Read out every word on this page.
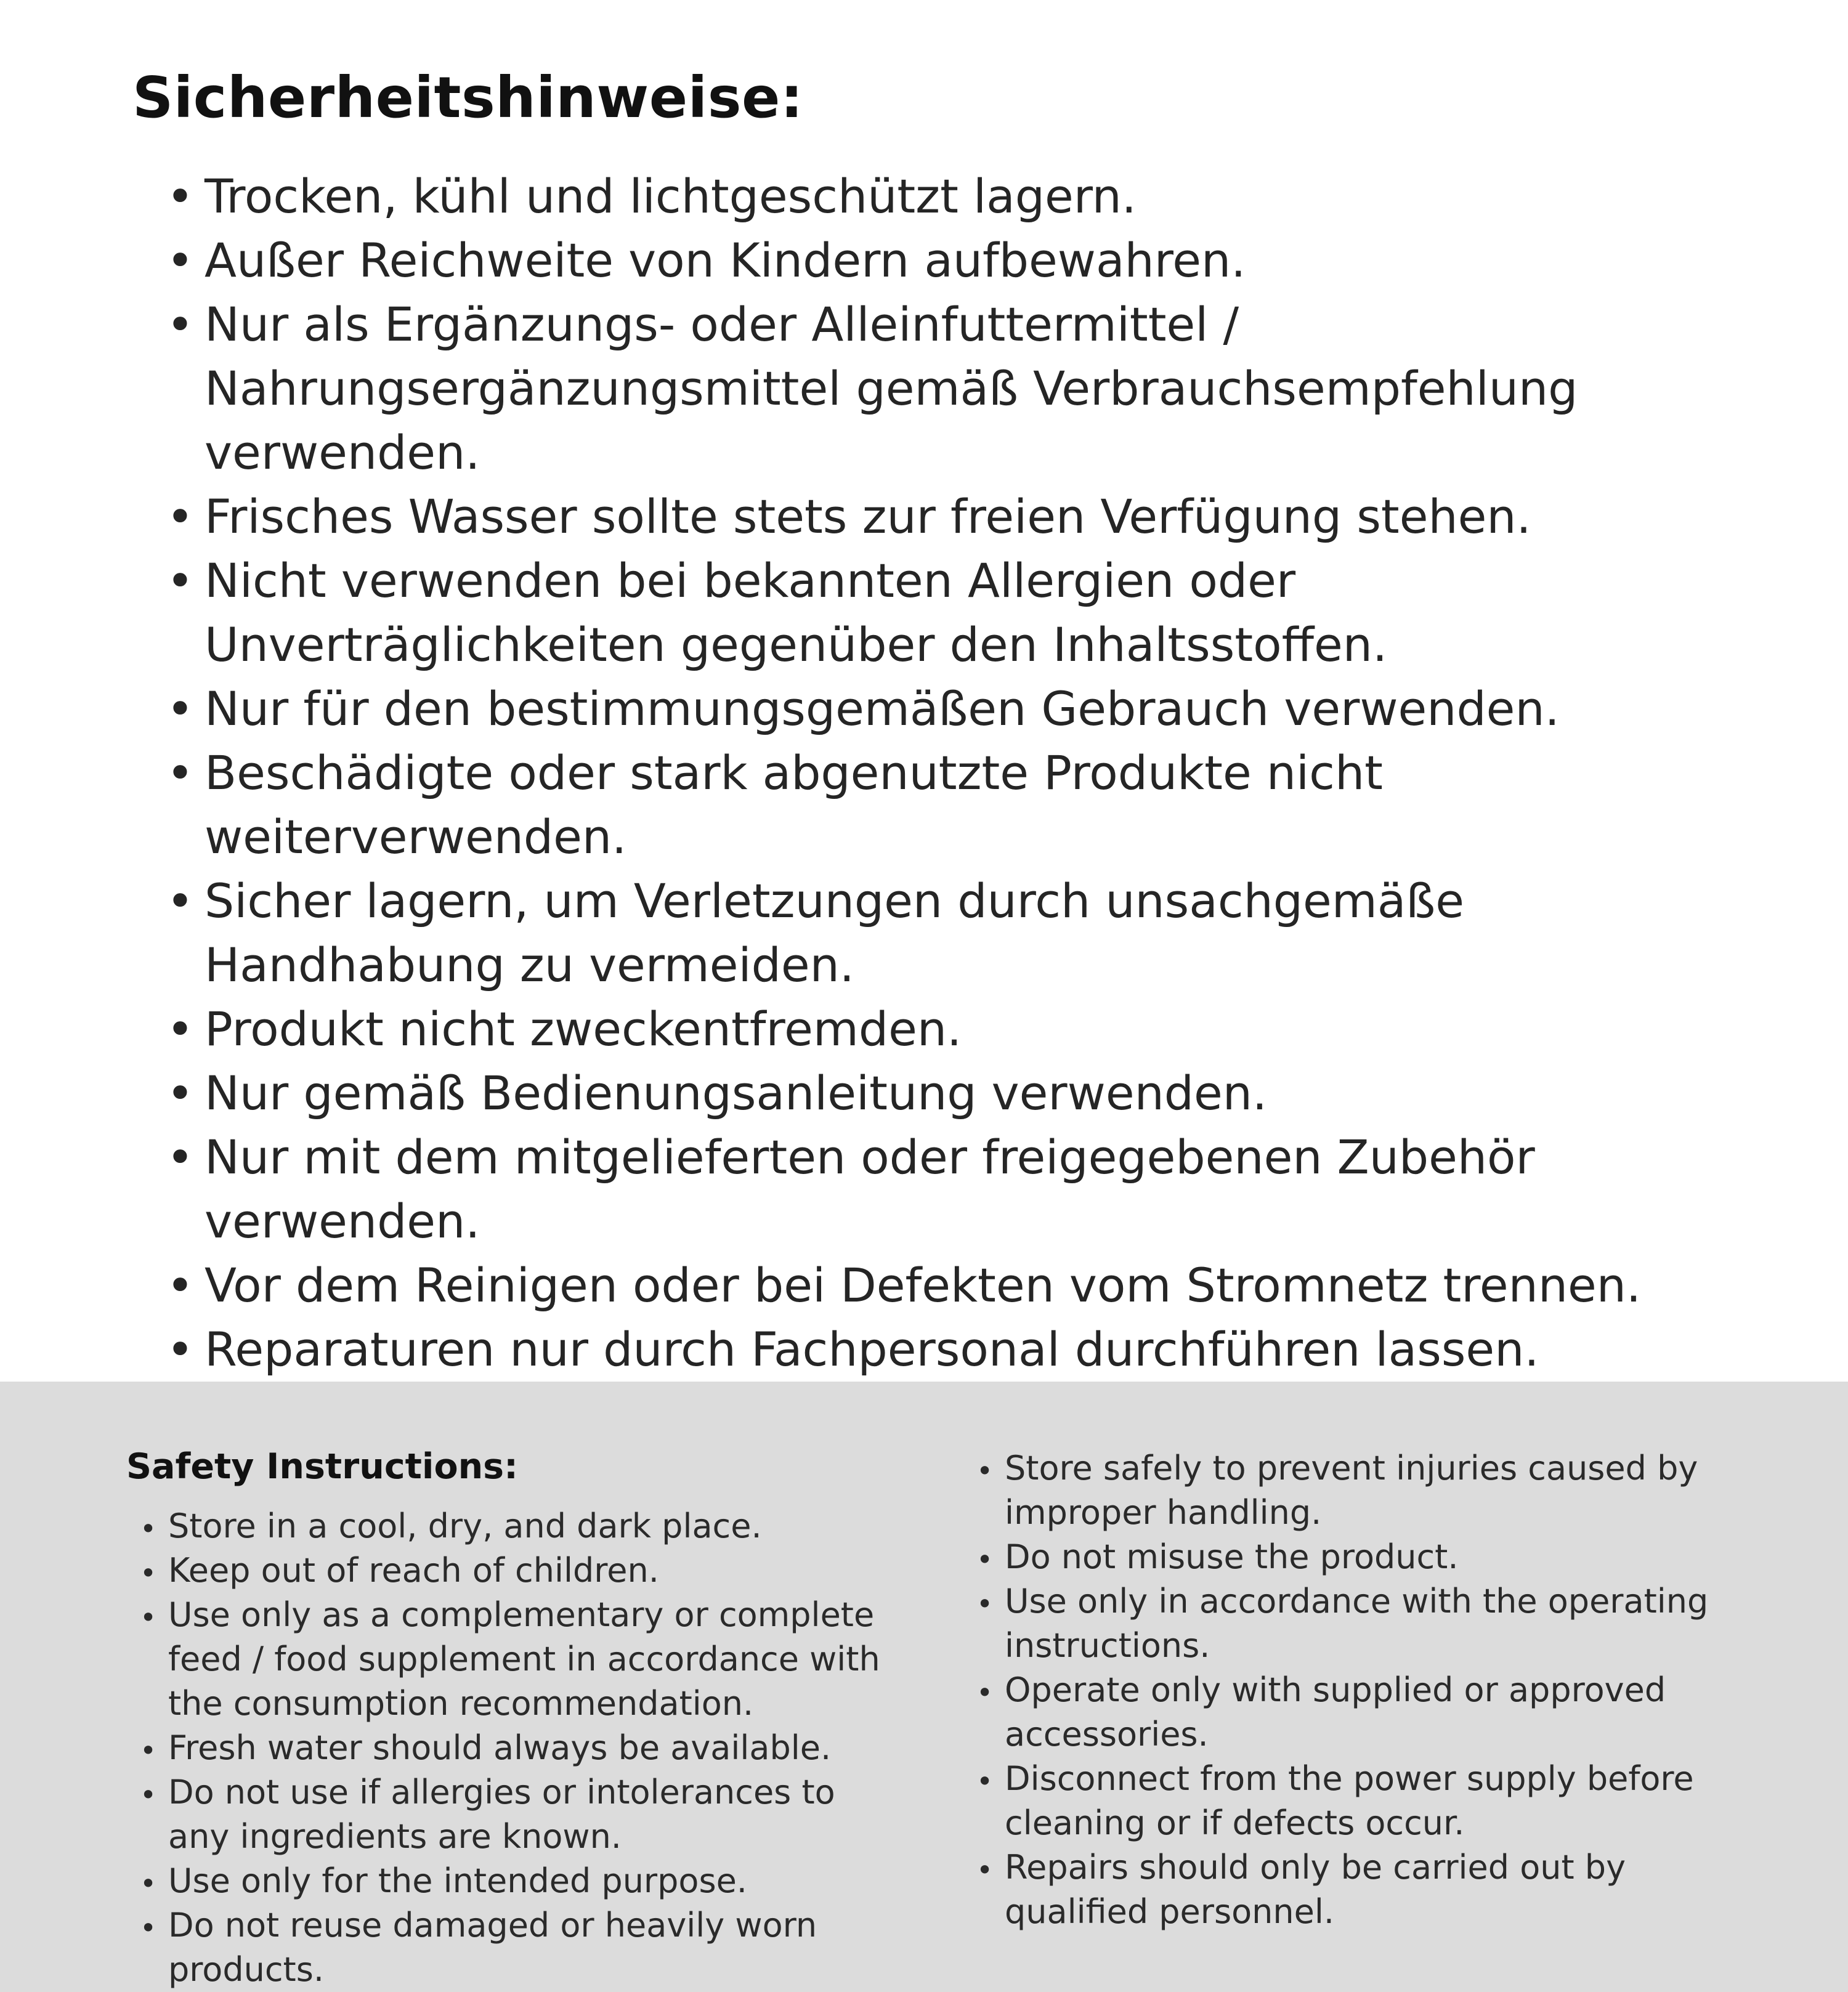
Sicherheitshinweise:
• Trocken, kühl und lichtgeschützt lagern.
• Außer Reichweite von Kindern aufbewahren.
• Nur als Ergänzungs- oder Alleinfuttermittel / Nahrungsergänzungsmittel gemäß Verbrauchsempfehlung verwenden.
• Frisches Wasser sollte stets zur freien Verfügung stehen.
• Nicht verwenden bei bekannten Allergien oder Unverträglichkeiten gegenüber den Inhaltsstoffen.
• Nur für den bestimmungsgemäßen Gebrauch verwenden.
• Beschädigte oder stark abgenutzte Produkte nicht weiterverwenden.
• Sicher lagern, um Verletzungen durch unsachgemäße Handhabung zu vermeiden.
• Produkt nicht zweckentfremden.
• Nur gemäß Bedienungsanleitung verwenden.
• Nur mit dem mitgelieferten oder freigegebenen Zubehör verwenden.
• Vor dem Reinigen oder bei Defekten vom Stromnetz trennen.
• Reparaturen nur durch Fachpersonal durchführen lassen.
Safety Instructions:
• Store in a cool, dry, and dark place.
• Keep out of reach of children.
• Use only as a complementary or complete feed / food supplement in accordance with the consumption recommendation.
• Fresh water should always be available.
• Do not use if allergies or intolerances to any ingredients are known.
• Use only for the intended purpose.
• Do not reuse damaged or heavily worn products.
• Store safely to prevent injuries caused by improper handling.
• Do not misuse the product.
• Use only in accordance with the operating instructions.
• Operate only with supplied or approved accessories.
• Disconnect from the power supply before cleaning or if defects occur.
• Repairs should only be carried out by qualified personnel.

### WHAT TO DO
Set the pictures aside and transcribe the data above exactly.

### SOLUTION TO THIS TASK
Read out every word on this page.
Sicherheitshinweise:
• Trocken, kühl und lichtgeschützt lagern.
• Außer Reichweite von Kindern aufbewahren.
• Nur als Ergänzungs- oder Alleinfuttermittel / Nahrungsergänzungsmittel gemäß Verbrauchsempfehlung verwenden.
• Frisches Wasser sollte stets zur freien Verfügung stehen.
• Nicht verwenden bei bekannten Allergien oder Unverträglichkeiten gegenüber den Inhaltsstoffen.
• Nur für den bestimmungsgemäßen Gebrauch verwenden.
• Beschädigte oder stark abgenutzte Produkte nicht weiterverwenden.
• Sicher lagern, um Verletzungen durch unsachgemäße Handhabung zu vermeiden.
• Produkt nicht zweckentfremden.
• Nur gemäß Bedienungsanleitung verwenden.
• Nur mit dem mitgelieferten oder freigegebenen Zubehör verwenden.
• Vor dem Reinigen oder bei Defekten vom Stromnetz trennen.
• Reparaturen nur durch Fachpersonal durchführen lassen.
Safety Instructions:
• Store in a cool, dry, and dark place.
• Keep out of reach of children.
• Use only as a complementary or complete feed / food supplement in accordance with the consumption recommendation.
• Fresh water should always be available.
• Do not use if allergies or intolerances to any ingredients are known.
• Use only for the intended purpose.
• Do not reuse damaged or heavily worn products.
• Store safely to prevent injuries caused by improper handling.
• Do not misuse the product.
• Use only in accordance with the operating instructions.
• Operate only with supplied or approved accessories.
• Disconnect from the power supply before cleaning or if defects occur.
• Repairs should only be carried out by qualified personnel.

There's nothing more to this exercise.